-- START Supplied data --
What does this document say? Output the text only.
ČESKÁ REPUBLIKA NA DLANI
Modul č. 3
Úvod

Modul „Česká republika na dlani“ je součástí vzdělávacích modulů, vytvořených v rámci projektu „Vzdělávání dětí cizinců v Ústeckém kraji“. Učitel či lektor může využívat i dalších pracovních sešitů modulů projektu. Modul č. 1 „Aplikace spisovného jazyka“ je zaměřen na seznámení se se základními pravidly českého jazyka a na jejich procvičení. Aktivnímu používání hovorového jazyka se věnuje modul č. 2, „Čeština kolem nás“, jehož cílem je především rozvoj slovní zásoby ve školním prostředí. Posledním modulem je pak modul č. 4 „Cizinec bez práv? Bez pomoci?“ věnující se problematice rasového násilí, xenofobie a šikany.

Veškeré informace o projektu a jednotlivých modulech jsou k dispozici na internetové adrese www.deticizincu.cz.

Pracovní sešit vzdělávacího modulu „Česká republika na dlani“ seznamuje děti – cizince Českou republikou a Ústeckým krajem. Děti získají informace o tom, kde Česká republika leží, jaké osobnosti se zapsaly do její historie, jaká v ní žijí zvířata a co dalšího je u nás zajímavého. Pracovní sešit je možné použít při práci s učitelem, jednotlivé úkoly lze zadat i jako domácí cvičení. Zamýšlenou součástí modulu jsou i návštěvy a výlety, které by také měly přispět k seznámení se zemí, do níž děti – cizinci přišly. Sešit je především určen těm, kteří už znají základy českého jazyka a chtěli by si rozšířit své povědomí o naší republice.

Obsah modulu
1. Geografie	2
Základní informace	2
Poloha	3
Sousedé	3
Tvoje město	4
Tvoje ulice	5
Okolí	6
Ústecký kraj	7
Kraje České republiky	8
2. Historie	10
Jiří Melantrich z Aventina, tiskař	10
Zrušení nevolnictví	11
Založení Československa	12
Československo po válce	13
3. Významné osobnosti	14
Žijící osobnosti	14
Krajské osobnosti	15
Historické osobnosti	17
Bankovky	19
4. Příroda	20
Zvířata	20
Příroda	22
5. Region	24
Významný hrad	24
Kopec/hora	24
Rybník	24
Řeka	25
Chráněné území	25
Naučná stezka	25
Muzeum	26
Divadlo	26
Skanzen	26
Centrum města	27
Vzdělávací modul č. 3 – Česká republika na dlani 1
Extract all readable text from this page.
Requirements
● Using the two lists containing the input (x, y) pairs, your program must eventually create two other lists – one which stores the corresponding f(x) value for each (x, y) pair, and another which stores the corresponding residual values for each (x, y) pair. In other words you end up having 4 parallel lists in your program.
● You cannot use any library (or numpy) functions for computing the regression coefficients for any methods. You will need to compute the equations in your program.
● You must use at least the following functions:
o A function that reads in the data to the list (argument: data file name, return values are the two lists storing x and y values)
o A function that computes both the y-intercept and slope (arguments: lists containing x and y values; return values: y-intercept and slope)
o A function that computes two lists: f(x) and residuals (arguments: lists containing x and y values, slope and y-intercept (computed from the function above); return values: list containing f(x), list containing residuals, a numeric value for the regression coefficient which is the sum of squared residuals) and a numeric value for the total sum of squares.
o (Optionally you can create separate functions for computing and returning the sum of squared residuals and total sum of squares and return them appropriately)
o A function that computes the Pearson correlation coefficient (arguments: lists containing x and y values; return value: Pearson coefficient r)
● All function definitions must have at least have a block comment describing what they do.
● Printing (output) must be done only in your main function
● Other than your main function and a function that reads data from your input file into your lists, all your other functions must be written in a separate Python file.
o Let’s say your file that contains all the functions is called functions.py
-- END Supplied data --
Aim:
Transcribe every entry exactly.

Result:
What does this document say? Output the text only.
ČESKÁ REPUBLIKA NA DLANI
Modul č. 3
Úvod

Modul „Česká republika na dlani“ je součástí vzdělávacích modulů, vytvořených v rámci projektu „Vzdělávání dětí cizinců v Ústeckém kraji“. Učitel či lektor může využívat i dalších pracovních sešitů modulů projektu. Modul č. 1 „Aplikace spisovného jazyka“ je zaměřen na seznámení se se základními pravidly českého jazyka a na jejich procvičení. Aktivnímu používání hovorového jazyka se věnuje modul č. 2, „Čeština kolem nás“, jehož cílem je především rozvoj slovní zásoby ve školním prostředí. Posledním modulem je pak modul č. 4 „Cizinec bez práv? Bez pomoci?“ věnující se problematice rasového násilí, xenofobie a šikany.

Veškeré informace o projektu a jednotlivých modulech jsou k dispozici na internetové adrese www.deticizincu.cz.

Pracovní sešit vzdělávacího modulu „Česká republika na dlani“ seznamuje děti – cizince Českou republikou a Ústeckým krajem. Děti získají informace o tom, kde Česká republika leží, jaké osobnosti se zapsaly do její historie, jaká v ní žijí zvířata a co dalšího je u nás zajímavého. Pracovní sešit je možné použít při práci s učitelem, jednotlivé úkoly lze zadat i jako domácí cvičení. Zamýšlenou součástí modulu jsou i návštěvy a výlety, které by také měly přispět k seznámení se zemí, do níž děti – cizinci přišly. Sešit je především určen těm, kteří už znají základy českého jazyka a chtěli by si rozšířit své povědomí o naší republice.

Obsah modulu
1. Geografie	2
Základní informace	2
Poloha	3
Sousedé	3
Tvoje město	4
Tvoje ulice	5
Okolí	6
Ústecký kraj	7
Kraje České republiky	8
2. Historie	10
Jiří Melantrich z Aventina, tiskař	10
Zrušení nevolnictví	11
Založení Československa	12
Československo po válce	13
3. Významné osobnosti	14
Žijící osobnosti	14
Krajské osobnosti	15
Historické osobnosti	17
Bankovky	19
4. Příroda	20
Zvířata	20
Příroda	22
5. Region	24
Významný hrad	24
Kopec/hora	24
Rybník	24
Řeka	25
Chráněné území	25
Naučná stezka	25
Muzeum	26
Divadlo	26
Skanzen	26
Centrum města	27
Vzdělávací modul č. 3 – Česká republika na dlani 1
Extract all readable text from this page.
Requirements
● Using the two lists containing the input (x, y) pairs, your program must eventually create two other lists – one which stores the corresponding f(x) value for each (x, y) pair, and another which stores the corresponding residual values for each (x, y) pair. In other words you end up having 4 parallel lists in your program.
● You cannot use any library (or numpy) functions for computing the regression coefficients for any methods. You will need to compute the equations in your program.
● You must use at least the following functions:
o A function that reads in the data to the list (argument: data file name, return values are the two lists storing x and y values)
o A function that computes both the y-intercept and slope (arguments: lists containing x and y values; return values: y-intercept and slope)
o A function that computes two lists: f(x) and residuals (arguments: lists containing x and y values, slope and y-intercept (computed from the function above); return values: list containing f(x), list containing residuals, a numeric value for the regression coefficient which is the sum of squared residuals) and a numeric value for the total sum of squares.
o (Optionally you can create separate functions for computing and returning the sum of squared residuals and total sum of squares and return them appropriately)
o A function that computes the Pearson correlation coefficient (arguments: lists containing x and y values; return value: Pearson coefficient r)
● All function definitions must have at least have a block comment describing what they do.
● Printing (output) must be done only in your main function
● Other than your main function and a function that reads data from your input file into your lists, all your other functions must be written in a separate Python file.
o Let’s say your file that contains all the functions is called functions.py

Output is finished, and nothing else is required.